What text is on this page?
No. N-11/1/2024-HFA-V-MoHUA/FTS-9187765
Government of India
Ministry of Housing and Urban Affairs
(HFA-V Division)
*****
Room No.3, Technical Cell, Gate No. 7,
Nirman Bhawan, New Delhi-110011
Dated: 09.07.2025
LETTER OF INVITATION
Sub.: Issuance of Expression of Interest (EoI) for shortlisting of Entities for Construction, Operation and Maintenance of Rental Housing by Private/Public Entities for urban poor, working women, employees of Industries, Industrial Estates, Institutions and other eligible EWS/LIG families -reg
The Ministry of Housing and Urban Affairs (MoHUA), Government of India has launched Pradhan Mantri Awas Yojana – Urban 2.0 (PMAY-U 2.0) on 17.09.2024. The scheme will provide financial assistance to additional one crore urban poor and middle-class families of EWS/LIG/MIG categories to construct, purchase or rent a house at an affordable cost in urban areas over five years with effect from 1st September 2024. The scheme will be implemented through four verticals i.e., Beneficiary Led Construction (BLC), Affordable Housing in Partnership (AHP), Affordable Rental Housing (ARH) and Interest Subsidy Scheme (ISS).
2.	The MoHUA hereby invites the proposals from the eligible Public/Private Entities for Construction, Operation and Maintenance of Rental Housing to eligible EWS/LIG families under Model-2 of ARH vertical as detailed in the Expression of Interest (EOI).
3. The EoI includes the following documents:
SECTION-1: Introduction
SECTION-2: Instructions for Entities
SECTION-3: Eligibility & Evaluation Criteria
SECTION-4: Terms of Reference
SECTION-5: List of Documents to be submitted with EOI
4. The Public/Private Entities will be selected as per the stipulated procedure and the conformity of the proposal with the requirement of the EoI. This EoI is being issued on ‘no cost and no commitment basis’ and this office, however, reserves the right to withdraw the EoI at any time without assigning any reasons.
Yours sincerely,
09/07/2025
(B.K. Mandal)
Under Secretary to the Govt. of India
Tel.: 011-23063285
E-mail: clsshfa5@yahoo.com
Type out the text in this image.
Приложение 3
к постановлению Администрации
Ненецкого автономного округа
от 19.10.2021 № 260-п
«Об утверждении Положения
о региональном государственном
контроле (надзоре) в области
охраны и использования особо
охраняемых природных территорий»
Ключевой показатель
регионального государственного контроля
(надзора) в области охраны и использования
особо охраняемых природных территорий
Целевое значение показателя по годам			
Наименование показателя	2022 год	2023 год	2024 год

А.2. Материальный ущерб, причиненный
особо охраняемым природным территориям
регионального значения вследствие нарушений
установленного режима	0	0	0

════════

### Problem to solve
Take the listing above and write it out again exactly.

### Output for this task
What text is on this page?
No. N-11/1/2024-HFA-V-MoHUA/FTS-9187765
Government of India
Ministry of Housing and Urban Affairs
(HFA-V Division)
*****
Room No.3, Technical Cell, Gate No. 7,
Nirman Bhawan, New Delhi-110011
Dated: 09.07.2025
LETTER OF INVITATION
Sub.: Issuance of Expression of Interest (EoI) for shortlisting of Entities for Construction, Operation and Maintenance of Rental Housing by Private/Public Entities for urban poor, working women, employees of Industries, Industrial Estates, Institutions and other eligible EWS/LIG families -reg
The Ministry of Housing and Urban Affairs (MoHUA), Government of India has launched Pradhan Mantri Awas Yojana – Urban 2.0 (PMAY-U 2.0) on 17.09.2024. The scheme will provide financial assistance to additional one crore urban poor and middle-class families of EWS/LIG/MIG categories to construct, purchase or rent a house at an affordable cost in urban areas over five years with effect from 1st September 2024. The scheme will be implemented through four verticals i.e., Beneficiary Led Construction (BLC), Affordable Housing in Partnership (AHP), Affordable Rental Housing (ARH) and Interest Subsidy Scheme (ISS).
2.	The MoHUA hereby invites the proposals from the eligible Public/Private Entities for Construction, Operation and Maintenance of Rental Housing to eligible EWS/LIG families under Model-2 of ARH vertical as detailed in the Expression of Interest (EOI).
3. The EoI includes the following documents:
SECTION-1: Introduction
SECTION-2: Instructions for Entities
SECTION-3: Eligibility & Evaluation Criteria
SECTION-4: Terms of Reference
SECTION-5: List of Documents to be submitted with EOI
4. The Public/Private Entities will be selected as per the stipulated procedure and the conformity of the proposal with the requirement of the EoI. This EoI is being issued on ‘no cost and no commitment basis’ and this office, however, reserves the right to withdraw the EoI at any time without assigning any reasons.
Yours sincerely,
09/07/2025
(B.K. Mandal)
Under Secretary to the Govt. of India
Tel.: 011-23063285
E-mail: clsshfa5@yahoo.com
Type out the text in this image.
Приложение 3
к постановлению Администрации
Ненецкого автономного округа
от 19.10.2021 № 260-п
«Об утверждении Положения
о региональном государственном
контроле (надзоре) в области
охраны и использования особо
охраняемых природных территорий»
Ключевой показатель
регионального государственного контроля
(надзора) в области охраны и использования
особо охраняемых природных территорий
Целевое значение показателя по годам			
Наименование показателя	2022 год	2023 год	2024 год

А.2. Материальный ущерб, причиненный
особо охраняемым природным территориям
регионального значения вследствие нарушений
установленного режима	0	0	0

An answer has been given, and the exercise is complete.